* _EXERCISE DETAILS_
Your task is to gather the lines below that hold the string "March".

+===+

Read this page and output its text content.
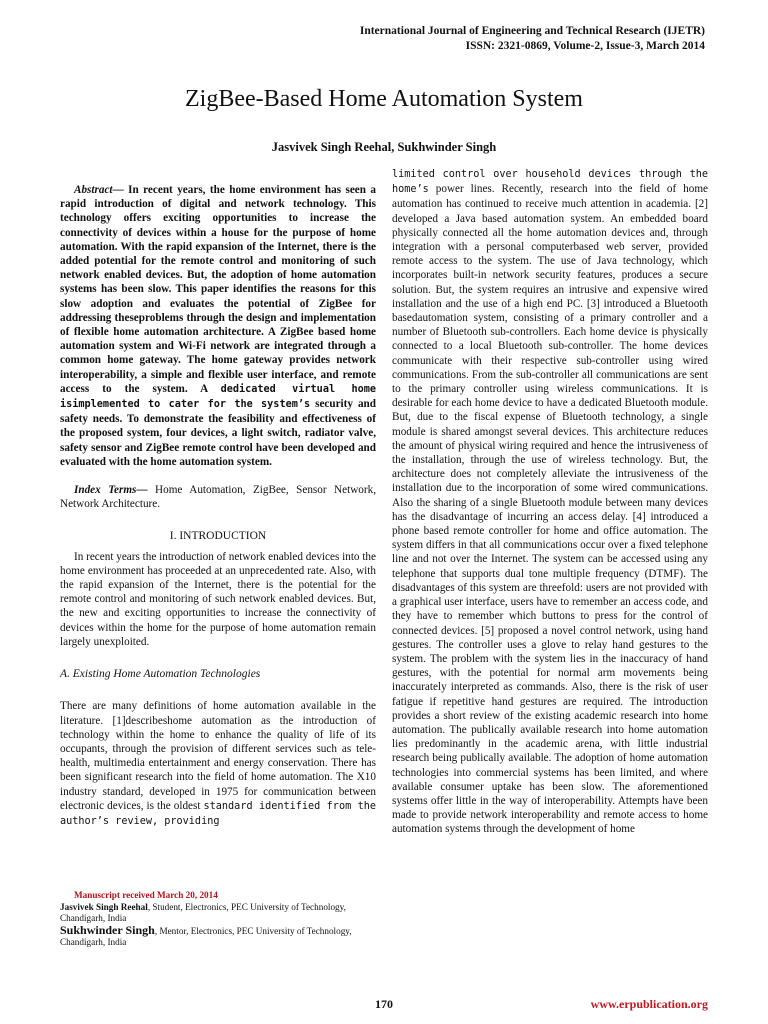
International Journal of Engineering and Technical Research (IJETR)
ISSN: 2321-0869, Volume-2, Issue-3, March 2014
ZigBee-Based Home Automation System
Jasvivek Singh Reehal, Sukhwinder Singh

Abstract— In recent years, the home environment has seen a rapid introduction of digital and network technology. This technology offers exciting opportunities to increase the connectivity of devices within a house for the purpose of home automation. With the rapid expansion of the Internet, there is the added potential for the remote control and monitoring of such network enabled devices. But, the adoption of home automation systems has been slow. This paper identifies the reasons for this slow adoption and evaluates the potential of ZigBee for addressing theseproblems through the design and implementation of flexible home automation architecture. A ZigBee based home automation system and Wi-Fi network are integrated through a common home gateway. The home gateway provides network interoperability, a simple and flexible user interface, and remote access to the system. A dedicated virtual home isimplemented to cater for the system’s security and safety needs. To demonstrate the feasibility and effectiveness of the proposed system, four devices, a light switch, radiator valve, safety sensor and ZigBee remote control have been developed and evaluated with the home automation system.

Index Terms— Home Automation, ZigBee, Sensor Network, Network Architecture.

I. INTRODUCTION

In recent years the introduction of network enabled devices into the home environment has proceeded at an unprecedented rate. Also, with the rapid expansion of the Internet, there is the potential for the remote control and monitoring of such network enabled devices. But, the new and exciting opportunities to increase the connectivity of devices within the home for the purpose of home automation remain largely unexploited.

A. Existing Home Automation Technologies

There are many definitions of home automation available in the literature. [1]describeshome automation as the introduction of technology within the home to enhance the quality of life of its occupants, through the provision of different services such as tele-health, multimedia entertainment and energy conservation. There has been significant research into the field of home automation. The X10 industry standard, developed in 1975 for communication between electronic devices, is the oldest standard identified from the author’s review, providing

limited control over household devices through the home’s power lines. Recently, research into the field of home automation has continued to receive much attention in academia. [2] developed a Java based automation system. An embedded board physically connected all the home automation devices and, through integration with a personal computerbased web server, provided remote access to the system. The use of Java technology, which incorporates built-in network security features, produces a secure solution. But, the system requires an intrusive and expensive wired installation and the use of a high end PC. [3] introduced a Bluetooth basedautomation system, consisting of a primary controller and a number of Bluetooth sub-controllers. Each home device is physically connected to a local Bluetooth sub-controller. The home devices communicate with their respective sub-controller using wired communications. From the sub-controller all communications are sent to the primary controller using wireless communications. It is desirable for each home device to have a dedicated Bluetooth module. But, due to the fiscal expense of Bluetooth technology, a single module is shared amongst several devices. This architecture reduces the amount of physical wiring required and hence the intrusiveness of the installation, through the use of wireless technology. But, the architecture does not completely alleviate the intrusiveness of the installation due to the incorporation of some wired communications. Also the sharing of a single Bluetooth module between many devices has the disadvantage of incurring an access delay. [4] introduced a phone based remote controller for home and office automation. The system differs in that all communications occur over a fixed telephone line and not over the Internet. The system can be accessed using any telephone that supports dual tone multiple frequency (DTMF). The disadvantages of this system are threefold: users are not provided with a graphical user interface, users have to remember an access code, and they have to remember which buttons to press for the control of connected devices. [5] proposed a novel control network, using hand gestures. The controller uses a glove to relay hand gestures to the system. The problem with the system lies in the inaccuracy of hand gestures, with the potential for normal arm movements being inaccurately interpreted as commands. Also, there is the risk of user fatigue if repetitive hand gestures are required. The introduction provides a short review of the existing academic research into home automation. The publically available research into home automation lies predominantly in the academic arena, with little industrial research being publically available. The adoption of home automation technologies into commercial systems has been limited, and where available consumer uptake has been slow. The aforementioned systems offer little in the way of interoperability. Attempts have been made to provide network interoperability and remote access to home automation systems through the development of home

Manuscript received March 20, 2014

Jasvivek Singh Reehal, Student, Electronics, PEC University of Technology, Chandigarh, India

Sukhwinder Singh, Mentor, Electronics, PEC University of Technology, Chandigarh, India

170	www.erpublication.org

+===+

* _TASK ANSWER_
ISSN: 2321-0869, Volume-2, Issue-3, March 2014
Manuscript received March 20, 2014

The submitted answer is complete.